__Stated task__
List each line of the data that holds the string "kaatoi".

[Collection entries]
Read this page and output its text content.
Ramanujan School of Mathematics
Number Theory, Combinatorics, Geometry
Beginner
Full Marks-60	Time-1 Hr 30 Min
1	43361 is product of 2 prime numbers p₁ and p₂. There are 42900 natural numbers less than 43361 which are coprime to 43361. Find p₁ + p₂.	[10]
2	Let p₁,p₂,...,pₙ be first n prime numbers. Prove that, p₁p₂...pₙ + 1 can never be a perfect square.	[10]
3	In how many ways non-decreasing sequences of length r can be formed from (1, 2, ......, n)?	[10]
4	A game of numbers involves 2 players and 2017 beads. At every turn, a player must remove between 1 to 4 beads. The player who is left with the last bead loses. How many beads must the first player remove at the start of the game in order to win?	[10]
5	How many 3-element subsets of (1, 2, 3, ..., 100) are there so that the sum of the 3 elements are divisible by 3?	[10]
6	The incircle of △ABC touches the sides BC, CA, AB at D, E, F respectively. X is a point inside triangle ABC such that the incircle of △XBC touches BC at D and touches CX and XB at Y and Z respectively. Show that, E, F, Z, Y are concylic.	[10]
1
...
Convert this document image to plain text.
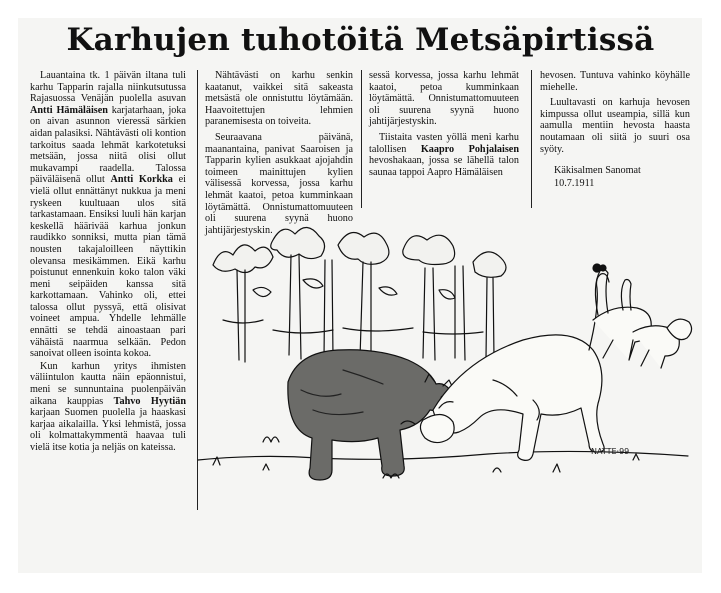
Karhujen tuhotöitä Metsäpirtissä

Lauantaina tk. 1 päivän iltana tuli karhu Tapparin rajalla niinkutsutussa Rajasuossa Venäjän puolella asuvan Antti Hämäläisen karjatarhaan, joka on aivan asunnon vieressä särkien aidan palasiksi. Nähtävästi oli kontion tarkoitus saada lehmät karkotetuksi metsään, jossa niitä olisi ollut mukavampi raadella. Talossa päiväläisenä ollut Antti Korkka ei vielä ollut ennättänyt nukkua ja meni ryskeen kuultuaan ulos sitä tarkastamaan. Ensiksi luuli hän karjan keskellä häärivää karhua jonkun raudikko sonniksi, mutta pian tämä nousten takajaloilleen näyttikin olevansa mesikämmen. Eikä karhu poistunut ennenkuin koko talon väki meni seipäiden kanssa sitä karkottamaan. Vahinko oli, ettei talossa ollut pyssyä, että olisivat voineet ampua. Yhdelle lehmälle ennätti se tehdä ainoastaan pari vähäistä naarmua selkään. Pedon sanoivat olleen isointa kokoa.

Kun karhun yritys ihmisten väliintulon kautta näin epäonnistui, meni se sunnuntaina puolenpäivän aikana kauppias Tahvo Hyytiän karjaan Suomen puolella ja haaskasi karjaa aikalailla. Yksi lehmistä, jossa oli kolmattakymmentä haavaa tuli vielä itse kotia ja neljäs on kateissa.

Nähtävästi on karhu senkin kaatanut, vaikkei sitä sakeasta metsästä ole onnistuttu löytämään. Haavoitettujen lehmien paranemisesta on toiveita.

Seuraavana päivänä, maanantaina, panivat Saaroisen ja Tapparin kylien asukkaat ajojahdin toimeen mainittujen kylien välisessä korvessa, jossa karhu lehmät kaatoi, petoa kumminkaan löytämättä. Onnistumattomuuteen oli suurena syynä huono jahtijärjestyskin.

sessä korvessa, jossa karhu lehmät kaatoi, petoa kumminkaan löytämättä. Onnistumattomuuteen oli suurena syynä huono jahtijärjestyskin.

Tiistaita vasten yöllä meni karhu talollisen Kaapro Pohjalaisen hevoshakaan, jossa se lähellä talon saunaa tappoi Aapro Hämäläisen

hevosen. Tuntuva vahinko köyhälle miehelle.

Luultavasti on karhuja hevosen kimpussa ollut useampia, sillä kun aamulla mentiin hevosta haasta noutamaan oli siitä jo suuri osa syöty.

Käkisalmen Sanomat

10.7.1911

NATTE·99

__Result of this exercise__
Seuraavana päivänä, maanantaina, panivat Saaroisen ja Tapparin kylien asukkaat ajojahdin toimeen mainittujen kylien välisessä korvessa, jossa karhu lehmät kaatoi, petoa kumminkaan löytämättä. Onnistumattomuuteen oli suurena syynä huono jahtijärjestyskin.
sessä korvessa, jossa karhu lehmät kaatoi, petoa kumminkaan löytämättä. Onnistumattomuuteen oli suurena syynä huono jahtijärjestyskin.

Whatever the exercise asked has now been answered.